▸ WHAT THE EXERCISE ASKS
Every line below that holds the string "vehicles" should be copied out.

▸ EXCERPTED DATA
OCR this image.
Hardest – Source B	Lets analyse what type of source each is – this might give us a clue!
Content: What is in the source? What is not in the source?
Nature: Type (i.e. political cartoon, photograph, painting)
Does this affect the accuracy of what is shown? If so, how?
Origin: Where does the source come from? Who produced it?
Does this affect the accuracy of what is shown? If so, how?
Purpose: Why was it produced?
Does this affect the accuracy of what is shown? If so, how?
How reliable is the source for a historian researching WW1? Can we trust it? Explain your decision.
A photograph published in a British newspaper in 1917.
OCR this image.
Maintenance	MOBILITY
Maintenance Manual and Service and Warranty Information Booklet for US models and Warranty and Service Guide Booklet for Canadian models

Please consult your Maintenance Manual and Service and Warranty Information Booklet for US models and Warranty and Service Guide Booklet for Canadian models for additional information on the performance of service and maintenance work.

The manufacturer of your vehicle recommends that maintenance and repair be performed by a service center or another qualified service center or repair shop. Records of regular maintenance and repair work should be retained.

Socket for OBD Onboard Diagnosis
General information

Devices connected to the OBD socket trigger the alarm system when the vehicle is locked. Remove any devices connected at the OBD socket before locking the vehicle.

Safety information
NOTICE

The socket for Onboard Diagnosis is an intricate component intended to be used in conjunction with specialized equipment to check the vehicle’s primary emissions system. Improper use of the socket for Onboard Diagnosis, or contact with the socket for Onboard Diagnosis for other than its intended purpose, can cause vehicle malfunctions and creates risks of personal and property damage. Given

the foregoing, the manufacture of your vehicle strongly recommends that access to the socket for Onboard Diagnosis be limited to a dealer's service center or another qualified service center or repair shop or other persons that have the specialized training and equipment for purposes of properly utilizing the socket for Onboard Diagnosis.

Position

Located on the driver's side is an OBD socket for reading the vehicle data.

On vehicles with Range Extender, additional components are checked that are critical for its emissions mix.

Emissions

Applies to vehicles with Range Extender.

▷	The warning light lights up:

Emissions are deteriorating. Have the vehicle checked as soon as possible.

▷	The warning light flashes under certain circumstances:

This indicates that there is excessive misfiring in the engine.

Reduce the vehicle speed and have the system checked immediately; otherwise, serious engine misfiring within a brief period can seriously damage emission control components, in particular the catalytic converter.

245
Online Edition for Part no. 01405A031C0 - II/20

▸ OUTPUT
On vehicles with Range Extender, additional components are checked that are critical for its emissions mix.
Applies to vehicles with Range Extender.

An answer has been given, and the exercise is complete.